* What you have to do
Pictures stay out; everything else in the records below is copied exactly.

Data listing:
········

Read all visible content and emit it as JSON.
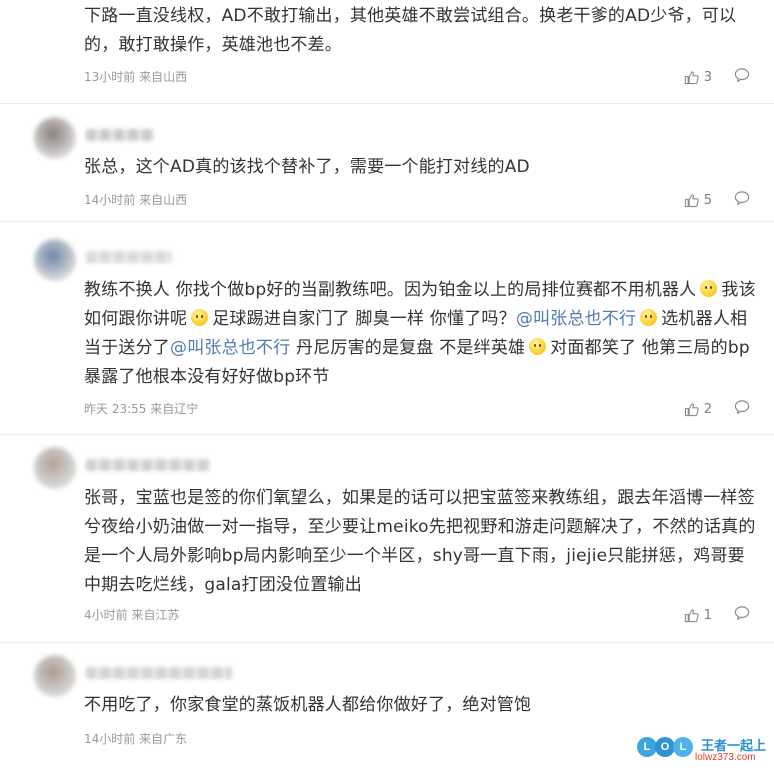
{
  "comments": [
    {
      "text_segments": [
        {
          "type": "text",
          "value": "下路一直没线权，AD不敢打输出，其他英雄不敢尝试组合。换老干爹的AD少爷，可以的，敢打敢操作，英雄池也不差。"
        }
      ],
      "meta": "13小时前 来自山西",
      "likes": "3",
      "avatar_color": "#b9b9b9",
      "name_color": "#c9c9c9"
    },
    {
      "text_segments": [
        {
          "type": "text",
          "value": "张总，这个AD真的该找个替补了，需要一个能打对线的AD"
        }
      ],
      "meta": "14小时前 来自山西",
      "likes": "5",
      "avatar_color": "#8a7f7a",
      "name_color": "#bdbdbd"
    },
    {
      "text_segments": [
        {
          "type": "text",
          "value": "教练不换人 你找个做bp好的当副教练吧。因为铂金以上的局排位赛都不用机器人"
        },
        {
          "type": "emoji",
          "value": "smile-emoji"
        },
        {
          "type": "text",
          "value": "我该如何跟你讲呢"
        },
        {
          "type": "emoji",
          "value": "smile-emoji"
        },
        {
          "type": "text",
          "value": "足球踢进自家门了 脚臭一样 你懂了吗？"
        },
        {
          "type": "mention",
          "value": "@叫张总也不行"
        },
        {
          "type": "emoji",
          "value": "smile-emoji"
        },
        {
          "type": "text",
          "value": "选机器人相当于送分了"
        },
        {
          "type": "mention",
          "value": "@叫张总也不行"
        },
        {
          "type": "text",
          "value": " 丹尼厉害的是复盘 不是绊英雄"
        },
        {
          "type": "emoji",
          "value": "laugh-emoji"
        },
        {
          "type": "text",
          "value": "对面都笑了 他第三局的bp暴露了他根本没有好好做bp环节"
        }
      ],
      "meta": "昨天 23:55 来自辽宁",
      "likes": "2",
      "avatar_color": "#6a86a6",
      "name_color": "#d0d0d0"
    },
    {
      "text_segments": [
        {
          "type": "text",
          "value": "张哥，宝蓝也是签的你们氧望么，如果是的话可以把宝蓝签来教练组，跟去年滔博一样签兮夜给小奶油做一对一指导，至少要让meiko先把视野和游走问题解决了，不然的话真的是一个人局外影响bp局内影响至少一个半区，shy哥一直下雨，jiejie只能拼惩，鸡哥要中期去吃烂线，gala打团没位置输出"
        }
      ],
      "meta": "4小时前 来自江苏",
      "likes": "1",
      "avatar_color": "#b0a499",
      "name_color": "#c4c4c4"
    },
    {
      "text_segments": [
        {
          "type": "text",
          "value": "不用吃了，你家食堂的蒸饭机器人都给你做好了，绝对管饱"
        }
      ],
      "meta": "14小时前 来自广东",
      "likes": "",
      "avatar_color": "#a99c8f",
      "name_color": "#c8c8c8"
    }
  ],
  "watermark": {
    "logo_letters": [
      "L",
      "O",
      "L"
    ],
    "text": "王者一起上",
    "url": "lolwz373.com"
  },
  "colors": {
    "text": "#333333",
    "meta": "#9a9a9a",
    "mention": "#507daf",
    "divider": "#ececec"
  }
}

········

* Result of the exercise
Read all visible content and emit it as JSON.
{
  "comments": [
    {
      "text_segments": [
        {
          "type": "text",
          "value": "下路一直没线权，AD不敢打输出，其他英雄不敢尝试组合。换老干爹的AD少爷，可以的，敢打敢操作，英雄池也不差。"
        }
      ],
      "meta": "13小时前 来自山西",
      "likes": "3",
      "avatar_color": "#b9b9b9",
      "name_color": "#c9c9c9"
    },
    {
      "text_segments": [
        {
          "type": "text",
          "value": "张总，这个AD真的该找个替补了，需要一个能打对线的AD"
        }
      ],
      "meta": "14小时前 来自山西",
      "likes": "5",
      "avatar_color": "#8a7f7a",
      "name_color": "#bdbdbd"
    },
    {
      "text_segments": [
        {
          "type": "text",
          "value": "教练不换人 你找个做bp好的当副教练吧。因为铂金以上的局排位赛都不用机器人"
        },
        {
          "type": "emoji",
          "value": "smile-emoji"
        },
        {
          "type": "text",
          "value": "我该如何跟你讲呢"
        },
        {
          "type": "emoji",
          "value": "smile-emoji"
        },
        {
          "type": "text",
          "value": "足球踢进自家门了 脚臭一样 你懂了吗？"
        },
        {
          "type": "mention",
          "value": "@叫张总也不行"
        },
        {
          "type": "emoji",
          "value": "smile-emoji"
        },
        {
          "type": "text",
          "value": "选机器人相当于送分了"
        },
        {
          "type": "mention",
          "value": "@叫张总也不行"
        },
        {
          "type": "text",
          "value": " 丹尼厉害的是复盘 不是绊英雄"
        },
        {
          "type": "emoji",
          "value": "laugh-emoji"
        },
        {
          "type": "text",
          "value": "对面都笑了 他第三局的bp暴露了他根本没有好好做bp环节"
        }
      ],
      "meta": "昨天 23:55 来自辽宁",
      "likes": "2",
      "avatar_color": "#6a86a6",
      "name_color": "#d0d0d0"
    },
    {
      "text_segments": [
        {
          "type": "text",
          "value": "张哥，宝蓝也是签的你们氧望么，如果是的话可以把宝蓝签来教练组，跟去年滔博一样签兮夜给小奶油做一对一指导，至少要让meiko先把视野和游走问题解决了，不然的话真的是一个人局外影响bp局内影响至少一个半区，shy哥一直下雨，jiejie只能拼惩，鸡哥要中期去吃烂线，gala打团没位置输出"
        }
      ],
      "meta": "4小时前 来自江苏",
      "likes": "1",
      "avatar_color": "#b0a499",
      "name_color": "#c4c4c4"
    },
    {
      "text_segments": [
        {
          "type": "text",
          "value": "不用吃了，你家食堂的蒸饭机器人都给你做好了，绝对管饱"
        }
      ],
      "meta": "14小时前 来自广东",
      "likes": "",
      "avatar_color": "#a99c8f",
      "name_color": "#c8c8c8"
    }
  ],
  "watermark": {
    "logo_letters": [
      "L",
      "O",
      "L"
    ],
    "text": "王者一起上",
    "url": "lolwz373.com"
  },
  "colors": {
    "text": "#333333",
    "meta": "#9a9a9a",
    "mention": "#507daf",
    "divider": "#ececec"
  }
}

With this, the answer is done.